TASK INPUTS:
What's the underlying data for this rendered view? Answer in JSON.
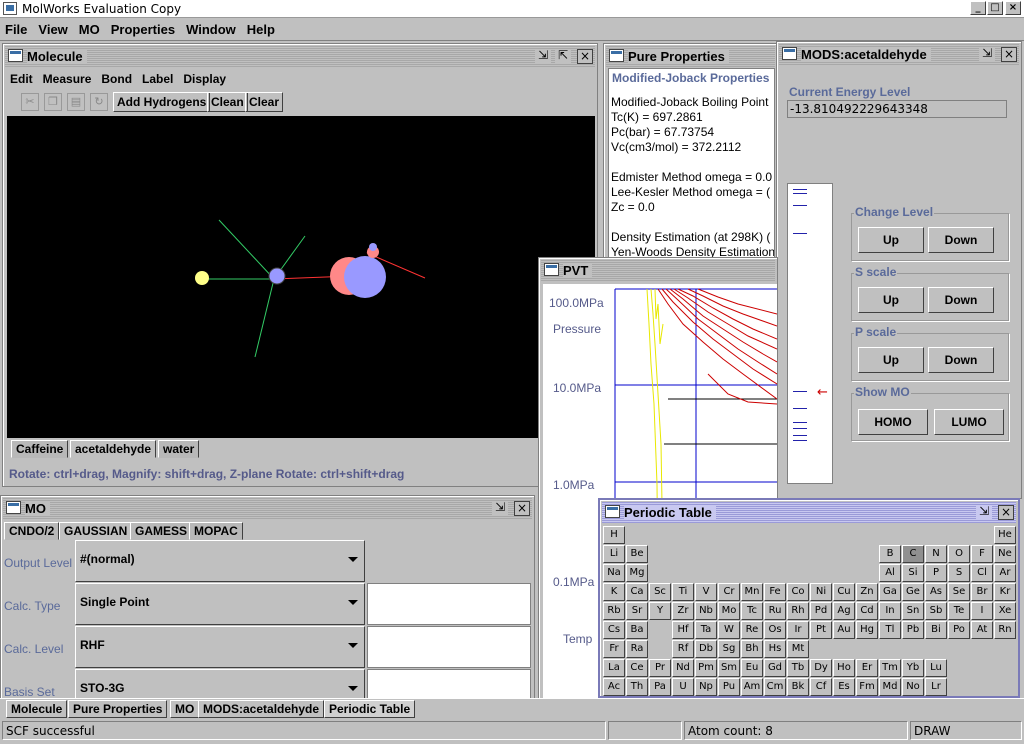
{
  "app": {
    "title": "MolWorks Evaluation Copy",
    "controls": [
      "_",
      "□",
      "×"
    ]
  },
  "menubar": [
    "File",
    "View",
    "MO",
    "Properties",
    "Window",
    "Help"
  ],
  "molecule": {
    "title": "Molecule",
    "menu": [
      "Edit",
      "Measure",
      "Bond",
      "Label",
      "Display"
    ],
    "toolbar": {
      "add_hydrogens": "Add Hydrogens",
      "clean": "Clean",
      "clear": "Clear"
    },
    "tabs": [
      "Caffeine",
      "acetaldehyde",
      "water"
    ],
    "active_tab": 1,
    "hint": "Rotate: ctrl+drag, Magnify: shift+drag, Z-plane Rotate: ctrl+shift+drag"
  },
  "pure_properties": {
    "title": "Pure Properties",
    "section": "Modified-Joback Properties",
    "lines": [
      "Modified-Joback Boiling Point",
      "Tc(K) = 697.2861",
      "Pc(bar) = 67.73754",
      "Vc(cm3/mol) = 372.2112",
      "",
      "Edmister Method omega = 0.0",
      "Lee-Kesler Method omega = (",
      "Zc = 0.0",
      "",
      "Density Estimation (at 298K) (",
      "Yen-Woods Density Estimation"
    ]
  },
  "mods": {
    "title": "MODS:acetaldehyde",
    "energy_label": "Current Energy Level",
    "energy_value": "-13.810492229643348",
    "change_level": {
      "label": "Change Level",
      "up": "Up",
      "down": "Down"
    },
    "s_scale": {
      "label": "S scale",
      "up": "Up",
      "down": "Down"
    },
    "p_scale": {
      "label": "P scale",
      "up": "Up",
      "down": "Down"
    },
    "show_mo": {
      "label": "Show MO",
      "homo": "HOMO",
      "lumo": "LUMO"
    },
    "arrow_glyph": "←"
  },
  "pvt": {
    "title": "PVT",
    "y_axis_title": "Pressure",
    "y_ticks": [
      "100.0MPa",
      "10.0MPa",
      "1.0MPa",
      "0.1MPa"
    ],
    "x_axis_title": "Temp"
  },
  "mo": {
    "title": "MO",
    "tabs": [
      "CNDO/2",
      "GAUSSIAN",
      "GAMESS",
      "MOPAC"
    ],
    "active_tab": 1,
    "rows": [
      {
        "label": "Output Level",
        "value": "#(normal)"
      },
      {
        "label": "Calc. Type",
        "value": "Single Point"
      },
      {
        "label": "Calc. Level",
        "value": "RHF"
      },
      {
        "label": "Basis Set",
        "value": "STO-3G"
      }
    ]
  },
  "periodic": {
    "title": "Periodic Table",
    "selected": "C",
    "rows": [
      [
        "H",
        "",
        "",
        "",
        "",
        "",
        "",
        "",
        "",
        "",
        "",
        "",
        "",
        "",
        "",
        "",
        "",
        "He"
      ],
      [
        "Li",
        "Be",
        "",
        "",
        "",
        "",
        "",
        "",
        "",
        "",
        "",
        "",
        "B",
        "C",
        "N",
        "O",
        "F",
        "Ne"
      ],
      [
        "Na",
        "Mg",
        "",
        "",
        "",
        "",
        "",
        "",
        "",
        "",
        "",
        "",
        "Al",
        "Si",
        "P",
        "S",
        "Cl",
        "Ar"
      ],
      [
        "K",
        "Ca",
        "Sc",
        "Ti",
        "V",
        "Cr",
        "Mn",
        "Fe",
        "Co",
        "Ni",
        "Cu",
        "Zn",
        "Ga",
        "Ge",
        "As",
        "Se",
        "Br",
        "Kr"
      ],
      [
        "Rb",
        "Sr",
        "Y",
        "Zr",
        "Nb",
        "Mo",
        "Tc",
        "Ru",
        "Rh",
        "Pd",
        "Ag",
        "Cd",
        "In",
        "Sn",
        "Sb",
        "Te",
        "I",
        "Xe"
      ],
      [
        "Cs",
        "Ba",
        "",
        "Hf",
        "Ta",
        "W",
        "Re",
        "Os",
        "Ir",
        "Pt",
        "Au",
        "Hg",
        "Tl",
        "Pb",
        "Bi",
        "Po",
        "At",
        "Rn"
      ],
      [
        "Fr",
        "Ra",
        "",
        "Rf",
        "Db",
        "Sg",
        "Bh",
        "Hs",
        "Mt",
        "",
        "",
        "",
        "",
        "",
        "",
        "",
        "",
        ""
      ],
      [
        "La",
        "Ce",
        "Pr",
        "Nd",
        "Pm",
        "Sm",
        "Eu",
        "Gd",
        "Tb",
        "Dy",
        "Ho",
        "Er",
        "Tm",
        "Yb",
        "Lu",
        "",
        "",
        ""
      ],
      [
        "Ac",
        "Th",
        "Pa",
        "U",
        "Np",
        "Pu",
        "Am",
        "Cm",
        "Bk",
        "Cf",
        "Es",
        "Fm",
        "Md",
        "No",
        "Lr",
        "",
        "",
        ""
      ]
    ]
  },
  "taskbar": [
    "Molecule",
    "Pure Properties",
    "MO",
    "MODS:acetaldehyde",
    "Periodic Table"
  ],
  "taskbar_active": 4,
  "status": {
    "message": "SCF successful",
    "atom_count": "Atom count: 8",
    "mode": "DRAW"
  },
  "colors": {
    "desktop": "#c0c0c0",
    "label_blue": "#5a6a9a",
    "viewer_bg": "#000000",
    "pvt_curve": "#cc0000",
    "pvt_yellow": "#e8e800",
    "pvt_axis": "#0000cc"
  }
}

WORK TO BE COMPLETED:
The material above holds pictures; copy everything else in it exactly.

REPLY:
What's the underlying data for this rendered view? Answer in JSON.
{
  "app": {
    "title": "MolWorks Evaluation Copy",
    "controls": [
      "_",
      "□",
      "×"
    ]
  },
  "menubar": [
    "File",
    "View",
    "MO",
    "Properties",
    "Window",
    "Help"
  ],
  "molecule": {
    "title": "Molecule",
    "menu": [
      "Edit",
      "Measure",
      "Bond",
      "Label",
      "Display"
    ],
    "toolbar": {
      "add_hydrogens": "Add Hydrogens",
      "clean": "Clean",
      "clear": "Clear"
    },
    "tabs": [
      "Caffeine",
      "acetaldehyde",
      "water"
    ],
    "active_tab": 1,
    "hint": "Rotate: ctrl+drag, Magnify: shift+drag, Z-plane Rotate: ctrl+shift+drag"
  },
  "pure_properties": {
    "title": "Pure Properties",
    "section": "Modified-Joback Properties",
    "lines": [
      "Modified-Joback Boiling Point",
      "Tc(K) = 697.2861",
      "Pc(bar) = 67.73754",
      "Vc(cm3/mol) = 372.2112",
      "",
      "Edmister Method omega = 0.0",
      "Lee-Kesler Method omega = (",
      "Zc = 0.0",
      "",
      "Density Estimation (at 298K) (",
      "Yen-Woods Density Estimation"
    ]
  },
  "mods": {
    "title": "MODS:acetaldehyde",
    "energy_label": "Current Energy Level",
    "energy_value": "-13.810492229643348",
    "change_level": {
      "label": "Change Level",
      "up": "Up",
      "down": "Down"
    },
    "s_scale": {
      "label": "S scale",
      "up": "Up",
      "down": "Down"
    },
    "p_scale": {
      "label": "P scale",
      "up": "Up",
      "down": "Down"
    },
    "show_mo": {
      "label": "Show MO",
      "homo": "HOMO",
      "lumo": "LUMO"
    },
    "arrow_glyph": "←"
  },
  "pvt": {
    "title": "PVT",
    "y_axis_title": "Pressure",
    "y_ticks": [
      "100.0MPa",
      "10.0MPa",
      "1.0MPa",
      "0.1MPa"
    ],
    "x_axis_title": "Temp"
  },
  "mo": {
    "title": "MO",
    "tabs": [
      "CNDO/2",
      "GAUSSIAN",
      "GAMESS",
      "MOPAC"
    ],
    "active_tab": 1,
    "rows": [
      {
        "label": "Output Level",
        "value": "#(normal)"
      },
      {
        "label": "Calc. Type",
        "value": "Single Point"
      },
      {
        "label": "Calc. Level",
        "value": "RHF"
      },
      {
        "label": "Basis Set",
        "value": "STO-3G"
      }
    ]
  },
  "periodic": {
    "title": "Periodic Table",
    "selected": "C",
    "rows": [
      [
        "H",
        "",
        "",
        "",
        "",
        "",
        "",
        "",
        "",
        "",
        "",
        "",
        "",
        "",
        "",
        "",
        "",
        "He"
      ],
      [
        "Li",
        "Be",
        "",
        "",
        "",
        "",
        "",
        "",
        "",
        "",
        "",
        "",
        "B",
        "C",
        "N",
        "O",
        "F",
        "Ne"
      ],
      [
        "Na",
        "Mg",
        "",
        "",
        "",
        "",
        "",
        "",
        "",
        "",
        "",
        "",
        "Al",
        "Si",
        "P",
        "S",
        "Cl",
        "Ar"
      ],
      [
        "K",
        "Ca",
        "Sc",
        "Ti",
        "V",
        "Cr",
        "Mn",
        "Fe",
        "Co",
        "Ni",
        "Cu",
        "Zn",
        "Ga",
        "Ge",
        "As",
        "Se",
        "Br",
        "Kr"
      ],
      [
        "Rb",
        "Sr",
        "Y",
        "Zr",
        "Nb",
        "Mo",
        "Tc",
        "Ru",
        "Rh",
        "Pd",
        "Ag",
        "Cd",
        "In",
        "Sn",
        "Sb",
        "Te",
        "I",
        "Xe"
      ],
      [
        "Cs",
        "Ba",
        "",
        "Hf",
        "Ta",
        "W",
        "Re",
        "Os",
        "Ir",
        "Pt",
        "Au",
        "Hg",
        "Tl",
        "Pb",
        "Bi",
        "Po",
        "At",
        "Rn"
      ],
      [
        "Fr",
        "Ra",
        "",
        "Rf",
        "Db",
        "Sg",
        "Bh",
        "Hs",
        "Mt",
        "",
        "",
        "",
        "",
        "",
        "",
        "",
        "",
        ""
      ],
      [
        "La",
        "Ce",
        "Pr",
        "Nd",
        "Pm",
        "Sm",
        "Eu",
        "Gd",
        "Tb",
        "Dy",
        "Ho",
        "Er",
        "Tm",
        "Yb",
        "Lu",
        "",
        "",
        ""
      ],
      [
        "Ac",
        "Th",
        "Pa",
        "U",
        "Np",
        "Pu",
        "Am",
        "Cm",
        "Bk",
        "Cf",
        "Es",
        "Fm",
        "Md",
        "No",
        "Lr",
        "",
        "",
        ""
      ]
    ]
  },
  "taskbar": [
    "Molecule",
    "Pure Properties",
    "MO",
    "MODS:acetaldehyde",
    "Periodic Table"
  ],
  "taskbar_active": 4,
  "status": {
    "message": "SCF successful",
    "atom_count": "Atom count: 8",
    "mode": "DRAW"
  },
  "colors": {
    "desktop": "#c0c0c0",
    "label_blue": "#5a6a9a",
    "viewer_bg": "#000000",
    "pvt_curve": "#cc0000",
    "pvt_yellow": "#e8e800",
    "pvt_axis": "#0000cc"
  }
}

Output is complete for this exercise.